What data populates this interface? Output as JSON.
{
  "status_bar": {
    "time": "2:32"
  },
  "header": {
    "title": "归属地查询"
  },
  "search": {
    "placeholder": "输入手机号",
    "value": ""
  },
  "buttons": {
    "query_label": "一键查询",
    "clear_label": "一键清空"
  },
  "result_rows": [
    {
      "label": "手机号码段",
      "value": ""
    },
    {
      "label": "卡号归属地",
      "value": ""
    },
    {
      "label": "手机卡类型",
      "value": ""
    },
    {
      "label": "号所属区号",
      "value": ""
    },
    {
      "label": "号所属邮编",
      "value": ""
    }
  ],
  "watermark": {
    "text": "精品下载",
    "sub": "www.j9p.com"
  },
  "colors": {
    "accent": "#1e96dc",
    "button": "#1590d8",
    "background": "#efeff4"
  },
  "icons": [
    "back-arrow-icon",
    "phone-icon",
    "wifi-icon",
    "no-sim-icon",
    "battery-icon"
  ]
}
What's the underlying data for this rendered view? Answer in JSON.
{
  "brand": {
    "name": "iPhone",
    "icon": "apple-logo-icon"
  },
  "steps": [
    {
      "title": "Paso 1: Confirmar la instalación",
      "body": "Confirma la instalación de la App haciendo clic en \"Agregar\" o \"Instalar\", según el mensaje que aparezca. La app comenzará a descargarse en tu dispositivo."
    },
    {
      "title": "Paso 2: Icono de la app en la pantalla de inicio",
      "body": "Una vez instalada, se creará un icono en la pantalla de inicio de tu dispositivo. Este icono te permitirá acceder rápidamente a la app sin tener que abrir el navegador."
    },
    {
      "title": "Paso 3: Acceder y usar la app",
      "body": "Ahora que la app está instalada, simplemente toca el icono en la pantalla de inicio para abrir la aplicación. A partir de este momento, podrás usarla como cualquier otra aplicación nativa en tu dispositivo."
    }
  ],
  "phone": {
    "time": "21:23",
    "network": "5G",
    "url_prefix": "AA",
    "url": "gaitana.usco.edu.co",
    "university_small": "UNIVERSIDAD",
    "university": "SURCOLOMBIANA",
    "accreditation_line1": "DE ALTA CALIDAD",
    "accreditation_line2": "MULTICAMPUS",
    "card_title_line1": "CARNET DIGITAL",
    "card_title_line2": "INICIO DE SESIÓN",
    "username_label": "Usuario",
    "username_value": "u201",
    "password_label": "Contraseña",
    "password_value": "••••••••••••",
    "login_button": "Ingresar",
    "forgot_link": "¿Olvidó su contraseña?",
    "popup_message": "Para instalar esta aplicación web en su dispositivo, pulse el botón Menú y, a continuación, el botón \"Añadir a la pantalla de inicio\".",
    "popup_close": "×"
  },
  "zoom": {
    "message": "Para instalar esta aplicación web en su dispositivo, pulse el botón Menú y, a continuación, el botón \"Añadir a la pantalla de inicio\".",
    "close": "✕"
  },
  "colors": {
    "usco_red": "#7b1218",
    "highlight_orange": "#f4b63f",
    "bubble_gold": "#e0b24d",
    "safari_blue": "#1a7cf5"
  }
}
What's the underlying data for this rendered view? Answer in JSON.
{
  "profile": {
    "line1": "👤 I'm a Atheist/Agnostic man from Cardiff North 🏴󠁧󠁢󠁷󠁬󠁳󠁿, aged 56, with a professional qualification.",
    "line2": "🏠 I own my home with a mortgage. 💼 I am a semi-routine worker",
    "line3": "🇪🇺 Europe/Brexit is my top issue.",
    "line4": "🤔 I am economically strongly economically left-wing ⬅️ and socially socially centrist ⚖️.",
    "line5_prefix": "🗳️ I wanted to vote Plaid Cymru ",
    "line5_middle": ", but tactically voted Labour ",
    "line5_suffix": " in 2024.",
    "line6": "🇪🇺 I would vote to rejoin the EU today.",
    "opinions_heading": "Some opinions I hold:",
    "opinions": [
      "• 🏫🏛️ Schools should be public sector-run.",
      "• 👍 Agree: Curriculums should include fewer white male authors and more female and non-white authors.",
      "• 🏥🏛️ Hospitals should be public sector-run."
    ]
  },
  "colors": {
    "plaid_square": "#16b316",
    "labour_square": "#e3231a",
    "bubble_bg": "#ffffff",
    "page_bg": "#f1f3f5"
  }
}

Aim ▸ Copy out the material above in its entirety. Every detail must match.

Exercise solution ▸
What data populates this interface? Output as JSON.
{
  "status_bar": {
    "time": "2:32"
  },
  "header": {
    "title": "归属地查询"
  },
  "search": {
    "placeholder": "输入手机号",
    "value": ""
  },
  "buttons": {
    "query_label": "一键查询",
    "clear_label": "一键清空"
  },
  "result_rows": [
    {
      "label": "手机号码段",
      "value": ""
    },
    {
      "label": "卡号归属地",
      "value": ""
    },
    {
      "label": "手机卡类型",
      "value": ""
    },
    {
      "label": "号所属区号",
      "value": ""
    },
    {
      "label": "号所属邮编",
      "value": ""
    }
  ],
  "watermark": {
    "text": "精品下载",
    "sub": "www.j9p.com"
  },
  "colors": {
    "accent": "#1e96dc",
    "button": "#1590d8",
    "background": "#efeff4"
  },
  "icons": [
    "back-arrow-icon",
    "phone-icon",
    "wifi-icon",
    "no-sim-icon",
    "battery-icon"
  ]
}
What's the underlying data for this rendered view? Answer in JSON.
{
  "brand": {
    "name": "iPhone",
    "icon": "apple-logo-icon"
  },
  "steps": [
    {
      "title": "Paso 1: Confirmar la instalación",
      "body": "Confirma la instalación de la App haciendo clic en \"Agregar\" o \"Instalar\", según el mensaje que aparezca. La app comenzará a descargarse en tu dispositivo."
    },
    {
      "title": "Paso 2: Icono de la app en la pantalla de inicio",
      "body": "Una vez instalada, se creará un icono en la pantalla de inicio de tu dispositivo. Este icono te permitirá acceder rápidamente a la app sin tener que abrir el navegador."
    },
    {
      "title": "Paso 3: Acceder y usar la app",
      "body": "Ahora que la app está instalada, simplemente toca el icono en la pantalla de inicio para abrir la aplicación. A partir de este momento, podrás usarla como cualquier otra aplicación nativa en tu dispositivo."
    }
  ],
  "phone": {
    "time": "21:23",
    "network": "5G",
    "url_prefix": "AA",
    "url": "gaitana.usco.edu.co",
    "university_small": "UNIVERSIDAD",
    "university": "SURCOLOMBIANA",
    "accreditation_line1": "DE ALTA CALIDAD",
    "accreditation_line2": "MULTICAMPUS",
    "card_title_line1": "CARNET DIGITAL",
    "card_title_line2": "INICIO DE SESIÓN",
    "username_label": "Usuario",
    "username_value": "u201",
    "password_label": "Contraseña",
    "password_value": "••••••••••••",
    "login_button": "Ingresar",
    "forgot_link": "¿Olvidó su contraseña?",
    "popup_message": "Para instalar esta aplicación web en su dispositivo, pulse el botón Menú y, a continuación, el botón \"Añadir a la pantalla de inicio\".",
    "popup_close": "×"
  },
  "zoom": {
    "message": "Para instalar esta aplicación web en su dispositivo, pulse el botón Menú y, a continuación, el botón \"Añadir a la pantalla de inicio\".",
    "close": "✕"
  },
  "colors": {
    "usco_red": "#7b1218",
    "highlight_orange": "#f4b63f",
    "bubble_gold": "#e0b24d",
    "safari_blue": "#1a7cf5"
  }
}
What's the underlying data for this rendered view? Answer in JSON.
{
  "profile": {
    "line1": "👤 I'm a Atheist/Agnostic man from Cardiff North 🏴󠁧󠁢󠁷󠁬󠁳󠁿, aged 56, with a professional qualification.",
    "line2": "🏠 I own my home with a mortgage. 💼 I am a semi-routine worker",
    "line3": "🇪🇺 Europe/Brexit is my top issue.",
    "line4": "🤔 I am economically strongly economically left-wing ⬅️ and socially socially centrist ⚖️.",
    "line5_prefix": "🗳️ I wanted to vote Plaid Cymru ",
    "line5_middle": ", but tactically voted Labour ",
    "line5_suffix": " in 2024.",
    "line6": "🇪🇺 I would vote to rejoin the EU today.",
    "opinions_heading": "Some opinions I hold:",
    "opinions": [
      "• 🏫🏛️ Schools should be public sector-run.",
      "• 👍 Agree: Curriculums should include fewer white male authors and more female and non-white authors.",
      "• 🏥🏛️ Hospitals should be public sector-run."
    ]
  },
  "colors": {
    "plaid_square": "#16b316",
    "labour_square": "#e3231a",
    "bubble_bg": "#ffffff",
    "page_bg": "#f1f3f5"
  }
}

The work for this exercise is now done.